THE EXERCISE:
Leave every picture out and write out the records below exactly.

RECORDS PROVIDED:
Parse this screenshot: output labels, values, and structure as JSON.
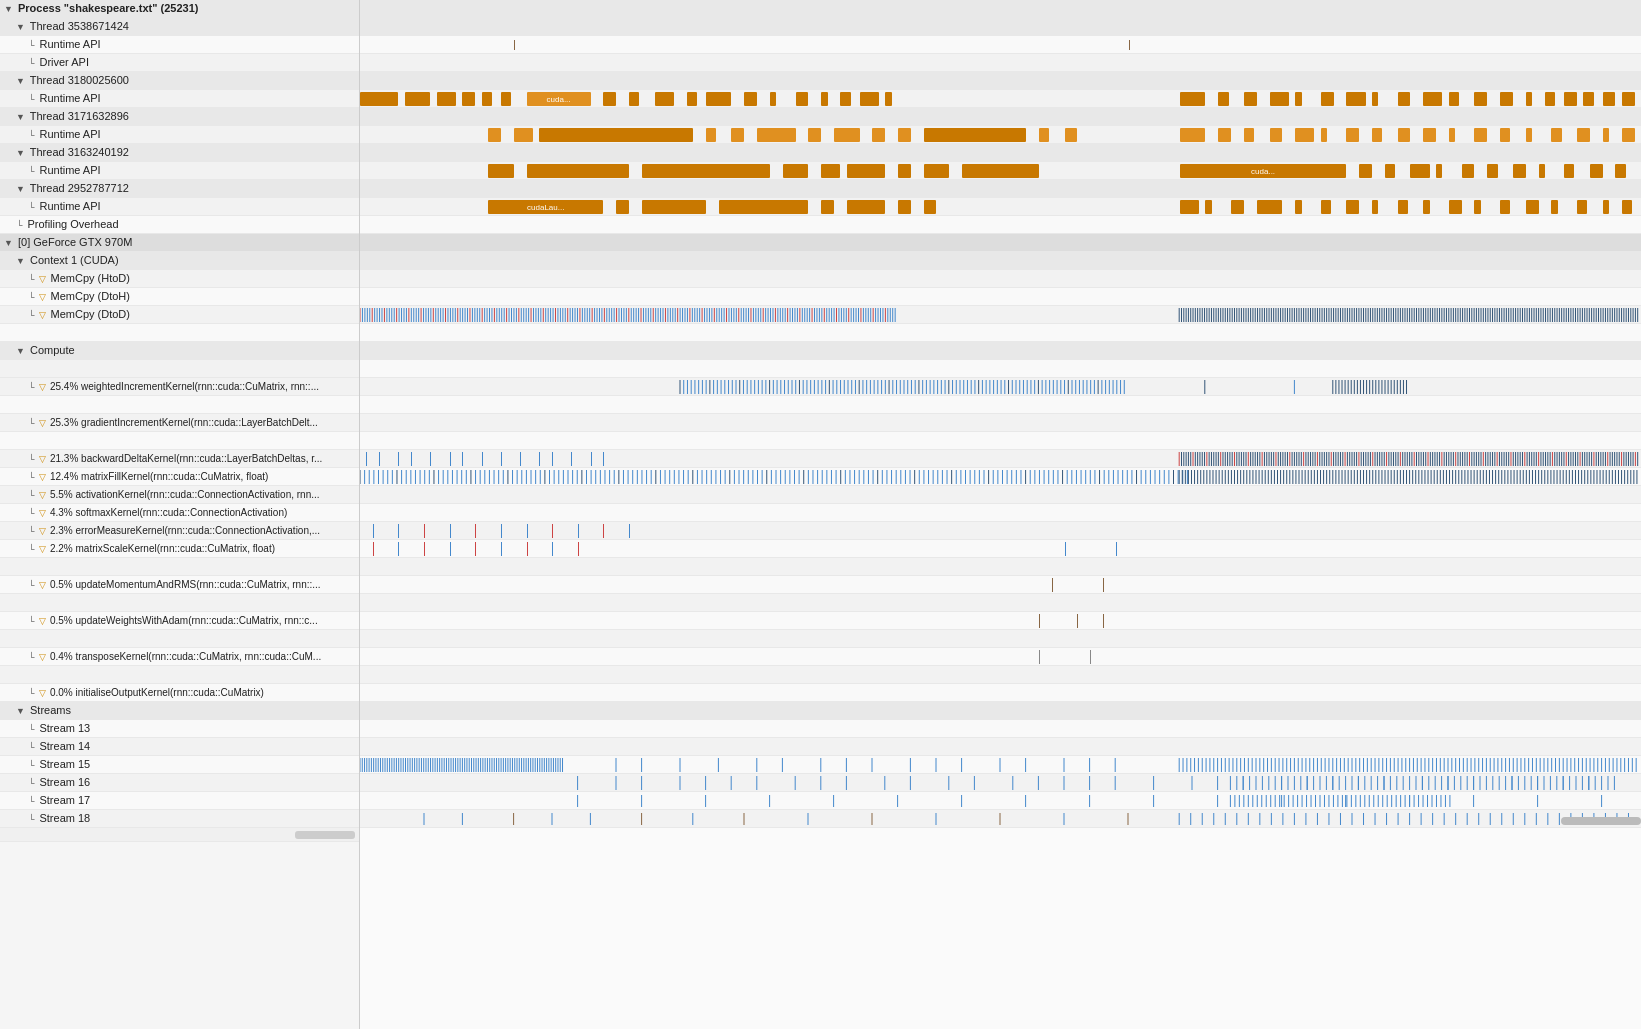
{
  "leftPanel": {
    "rows": [
      {
        "id": "process",
        "label": "Process \"shakespeare.txt\" (25231)",
        "indent": 0,
        "type": "header",
        "collapsed": false
      },
      {
        "id": "thread1",
        "label": "Thread 3538671424",
        "indent": 1,
        "type": "section",
        "collapsed": false
      },
      {
        "id": "runtime-api-1",
        "label": "Runtime API",
        "indent": 2,
        "type": "normal"
      },
      {
        "id": "driver-api-1",
        "label": "Driver API",
        "indent": 2,
        "type": "normal"
      },
      {
        "id": "thread2",
        "label": "Thread 3180025600",
        "indent": 1,
        "type": "section",
        "collapsed": false
      },
      {
        "id": "runtime-api-2",
        "label": "Runtime API",
        "indent": 2,
        "type": "normal"
      },
      {
        "id": "thread3",
        "label": "Thread 3171632896",
        "indent": 1,
        "type": "section",
        "collapsed": false
      },
      {
        "id": "runtime-api-3",
        "label": "Runtime API",
        "indent": 2,
        "type": "normal"
      },
      {
        "id": "thread4",
        "label": "Thread 3163240192",
        "indent": 1,
        "type": "section",
        "collapsed": false
      },
      {
        "id": "runtime-api-4",
        "label": "Runtime API",
        "indent": 2,
        "type": "normal"
      },
      {
        "id": "thread5",
        "label": "Thread 2952787712",
        "indent": 1,
        "type": "section",
        "collapsed": false
      },
      {
        "id": "runtime-api-5",
        "label": "Runtime API",
        "indent": 2,
        "type": "normal"
      },
      {
        "id": "profiling-overhead",
        "label": "Profiling Overhead",
        "indent": 1,
        "type": "normal"
      },
      {
        "id": "gpu",
        "label": "[0] GeForce GTX 970M",
        "indent": 0,
        "type": "section",
        "collapsed": false
      },
      {
        "id": "context",
        "label": "Context 1 (CUDA)",
        "indent": 1,
        "type": "section",
        "collapsed": false
      },
      {
        "id": "memcpy-htod",
        "label": "MemCpy (HtoD)",
        "indent": 2,
        "type": "normal",
        "hasIcon": true
      },
      {
        "id": "memcpy-dtoh",
        "label": "MemCpy (DtoH)",
        "indent": 2,
        "type": "normal",
        "hasIcon": true
      },
      {
        "id": "memcpy-dtod",
        "label": "MemCpy (DtoD)",
        "indent": 2,
        "type": "normal",
        "hasIcon": true
      },
      {
        "id": "spacer1",
        "label": "",
        "indent": 0,
        "type": "spacer"
      },
      {
        "id": "compute",
        "label": "Compute",
        "indent": 1,
        "type": "section",
        "collapsed": false
      },
      {
        "id": "spacer2",
        "label": "",
        "indent": 0,
        "type": "spacer"
      },
      {
        "id": "kernel1",
        "label": "25.4% weightedIncrementKernel(rnn::cuda::CuMatrix, rnn::...",
        "indent": 2,
        "type": "normal",
        "hasIcon": true
      },
      {
        "id": "spacer3",
        "label": "",
        "indent": 0,
        "type": "spacer"
      },
      {
        "id": "kernel2",
        "label": "25.3% gradientIncrementKernel(rnn::cuda::LayerBatchDelt...",
        "indent": 2,
        "type": "normal",
        "hasIcon": true
      },
      {
        "id": "spacer4",
        "label": "",
        "indent": 0,
        "type": "spacer"
      },
      {
        "id": "kernel3",
        "label": "21.3% backwardDeltaKernel(rnn::cuda::LayerBatchDeltas, r...",
        "indent": 2,
        "type": "normal",
        "hasIcon": true
      },
      {
        "id": "kernel4",
        "label": "12.4% matrixFillKernel(rnn::cuda::CuMatrix, float)",
        "indent": 2,
        "type": "normal",
        "hasIcon": true
      },
      {
        "id": "kernel5",
        "label": "5.5% activationKernel(rnn::cuda::ConnectionActivation, rnn...",
        "indent": 2,
        "type": "normal",
        "hasIcon": true
      },
      {
        "id": "kernel6",
        "label": "4.3% softmaxKernel(rnn::cuda::ConnectionActivation)",
        "indent": 2,
        "type": "normal",
        "hasIcon": true
      },
      {
        "id": "kernel7",
        "label": "2.3% errorMeasureKernel(rnn::cuda::ConnectionActivation,...",
        "indent": 2,
        "type": "normal",
        "hasIcon": true
      },
      {
        "id": "kernel8",
        "label": "2.2% matrixScaleKernel(rnn::cuda::CuMatrix, float)",
        "indent": 2,
        "type": "normal",
        "hasIcon": true
      },
      {
        "id": "spacer5",
        "label": "",
        "indent": 0,
        "type": "spacer"
      },
      {
        "id": "kernel9",
        "label": "0.5% updateMomentumAndRMS(rnn::cuda::CuMatrix, rnn::...",
        "indent": 2,
        "type": "normal",
        "hasIcon": true
      },
      {
        "id": "spacer6",
        "label": "",
        "indent": 0,
        "type": "spacer"
      },
      {
        "id": "kernel10",
        "label": "0.5% updateWeightsWithAdam(rnn::cuda::CuMatrix, rnn::c...",
        "indent": 2,
        "type": "normal",
        "hasIcon": true
      },
      {
        "id": "spacer7",
        "label": "",
        "indent": 0,
        "type": "spacer"
      },
      {
        "id": "kernel11",
        "label": "0.4% transposeKernel(rnn::cuda::CuMatrix, rnn::cuda::CuM...",
        "indent": 2,
        "type": "normal",
        "hasIcon": true
      },
      {
        "id": "spacer8",
        "label": "",
        "indent": 0,
        "type": "spacer"
      },
      {
        "id": "kernel12",
        "label": "0.0% initialiseOutputKernel(rnn::cuda::CuMatrix)",
        "indent": 2,
        "type": "normal",
        "hasIcon": true
      },
      {
        "id": "streams",
        "label": "Streams",
        "indent": 1,
        "type": "section",
        "collapsed": false
      },
      {
        "id": "stream13",
        "label": "Stream 13",
        "indent": 2,
        "type": "normal"
      },
      {
        "id": "stream14",
        "label": "Stream 14",
        "indent": 2,
        "type": "normal"
      },
      {
        "id": "stream15",
        "label": "Stream 15",
        "indent": 2,
        "type": "normal"
      },
      {
        "id": "stream16",
        "label": "Stream 16",
        "indent": 2,
        "type": "normal"
      },
      {
        "id": "stream17",
        "label": "Stream 17",
        "indent": 2,
        "type": "normal"
      },
      {
        "id": "stream18",
        "label": "Stream 18",
        "indent": 2,
        "type": "normal"
      }
    ]
  },
  "colors": {
    "orange": "#c87800",
    "blue": "#4488cc",
    "teal": "#2288aa",
    "red": "#cc4444",
    "brown": "#886644",
    "background_dark": "#ddd",
    "background_mid": "#e8e8e8"
  }
}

EXERCISE ANSWER:
Parse this screenshot: output labels, values, and structure as JSON.
{
  "leftPanel": {
    "rows": [
      {
        "id": "process",
        "label": "Process \"shakespeare.txt\" (25231)",
        "indent": 0,
        "type": "header",
        "collapsed": false
      },
      {
        "id": "thread1",
        "label": "Thread 3538671424",
        "indent": 1,
        "type": "section",
        "collapsed": false
      },
      {
        "id": "runtime-api-1",
        "label": "Runtime API",
        "indent": 2,
        "type": "normal"
      },
      {
        "id": "driver-api-1",
        "label": "Driver API",
        "indent": 2,
        "type": "normal"
      },
      {
        "id": "thread2",
        "label": "Thread 3180025600",
        "indent": 1,
        "type": "section",
        "collapsed": false
      },
      {
        "id": "runtime-api-2",
        "label": "Runtime API",
        "indent": 2,
        "type": "normal"
      },
      {
        "id": "thread3",
        "label": "Thread 3171632896",
        "indent": 1,
        "type": "section",
        "collapsed": false
      },
      {
        "id": "runtime-api-3",
        "label": "Runtime API",
        "indent": 2,
        "type": "normal"
      },
      {
        "id": "thread4",
        "label": "Thread 3163240192",
        "indent": 1,
        "type": "section",
        "collapsed": false
      },
      {
        "id": "runtime-api-4",
        "label": "Runtime API",
        "indent": 2,
        "type": "normal"
      },
      {
        "id": "thread5",
        "label": "Thread 2952787712",
        "indent": 1,
        "type": "section",
        "collapsed": false
      },
      {
        "id": "runtime-api-5",
        "label": "Runtime API",
        "indent": 2,
        "type": "normal"
      },
      {
        "id": "profiling-overhead",
        "label": "Profiling Overhead",
        "indent": 1,
        "type": "normal"
      },
      {
        "id": "gpu",
        "label": "[0] GeForce GTX 970M",
        "indent": 0,
        "type": "section",
        "collapsed": false
      },
      {
        "id": "context",
        "label": "Context 1 (CUDA)",
        "indent": 1,
        "type": "section",
        "collapsed": false
      },
      {
        "id": "memcpy-htod",
        "label": "MemCpy (HtoD)",
        "indent": 2,
        "type": "normal",
        "hasIcon": true
      },
      {
        "id": "memcpy-dtoh",
        "label": "MemCpy (DtoH)",
        "indent": 2,
        "type": "normal",
        "hasIcon": true
      },
      {
        "id": "memcpy-dtod",
        "label": "MemCpy (DtoD)",
        "indent": 2,
        "type": "normal",
        "hasIcon": true
      },
      {
        "id": "spacer1",
        "label": "",
        "indent": 0,
        "type": "spacer"
      },
      {
        "id": "compute",
        "label": "Compute",
        "indent": 1,
        "type": "section",
        "collapsed": false
      },
      {
        "id": "spacer2",
        "label": "",
        "indent": 0,
        "type": "spacer"
      },
      {
        "id": "kernel1",
        "label": "25.4% weightedIncrementKernel(rnn::cuda::CuMatrix, rnn::...",
        "indent": 2,
        "type": "normal",
        "hasIcon": true
      },
      {
        "id": "spacer3",
        "label": "",
        "indent": 0,
        "type": "spacer"
      },
      {
        "id": "kernel2",
        "label": "25.3% gradientIncrementKernel(rnn::cuda::LayerBatchDelt...",
        "indent": 2,
        "type": "normal",
        "hasIcon": true
      },
      {
        "id": "spacer4",
        "label": "",
        "indent": 0,
        "type": "spacer"
      },
      {
        "id": "kernel3",
        "label": "21.3% backwardDeltaKernel(rnn::cuda::LayerBatchDeltas, r...",
        "indent": 2,
        "type": "normal",
        "hasIcon": true
      },
      {
        "id": "kernel4",
        "label": "12.4% matrixFillKernel(rnn::cuda::CuMatrix, float)",
        "indent": 2,
        "type": "normal",
        "hasIcon": true
      },
      {
        "id": "kernel5",
        "label": "5.5% activationKernel(rnn::cuda::ConnectionActivation, rnn...",
        "indent": 2,
        "type": "normal",
        "hasIcon": true
      },
      {
        "id": "kernel6",
        "label": "4.3% softmaxKernel(rnn::cuda::ConnectionActivation)",
        "indent": 2,
        "type": "normal",
        "hasIcon": true
      },
      {
        "id": "kernel7",
        "label": "2.3% errorMeasureKernel(rnn::cuda::ConnectionActivation,...",
        "indent": 2,
        "type": "normal",
        "hasIcon": true
      },
      {
        "id": "kernel8",
        "label": "2.2% matrixScaleKernel(rnn::cuda::CuMatrix, float)",
        "indent": 2,
        "type": "normal",
        "hasIcon": true
      },
      {
        "id": "spacer5",
        "label": "",
        "indent": 0,
        "type": "spacer"
      },
      {
        "id": "kernel9",
        "label": "0.5% updateMomentumAndRMS(rnn::cuda::CuMatrix, rnn::...",
        "indent": 2,
        "type": "normal",
        "hasIcon": true
      },
      {
        "id": "spacer6",
        "label": "",
        "indent": 0,
        "type": "spacer"
      },
      {
        "id": "kernel10",
        "label": "0.5% updateWeightsWithAdam(rnn::cuda::CuMatrix, rnn::c...",
        "indent": 2,
        "type": "normal",
        "hasIcon": true
      },
      {
        "id": "spacer7",
        "label": "",
        "indent": 0,
        "type": "spacer"
      },
      {
        "id": "kernel11",
        "label": "0.4% transposeKernel(rnn::cuda::CuMatrix, rnn::cuda::CuM...",
        "indent": 2,
        "type": "normal",
        "hasIcon": true
      },
      {
        "id": "spacer8",
        "label": "",
        "indent": 0,
        "type": "spacer"
      },
      {
        "id": "kernel12",
        "label": "0.0% initialiseOutputKernel(rnn::cuda::CuMatrix)",
        "indent": 2,
        "type": "normal",
        "hasIcon": true
      },
      {
        "id": "streams",
        "label": "Streams",
        "indent": 1,
        "type": "section",
        "collapsed": false
      },
      {
        "id": "stream13",
        "label": "Stream 13",
        "indent": 2,
        "type": "normal"
      },
      {
        "id": "stream14",
        "label": "Stream 14",
        "indent": 2,
        "type": "normal"
      },
      {
        "id": "stream15",
        "label": "Stream 15",
        "indent": 2,
        "type": "normal"
      },
      {
        "id": "stream16",
        "label": "Stream 16",
        "indent": 2,
        "type": "normal"
      },
      {
        "id": "stream17",
        "label": "Stream 17",
        "indent": 2,
        "type": "normal"
      },
      {
        "id": "stream18",
        "label": "Stream 18",
        "indent": 2,
        "type": "normal"
      }
    ]
  },
  "colors": {
    "orange": "#c87800",
    "blue": "#4488cc",
    "teal": "#2288aa",
    "red": "#cc4444",
    "brown": "#886644",
    "background_dark": "#ddd",
    "background_mid": "#e8e8e8"
  }
}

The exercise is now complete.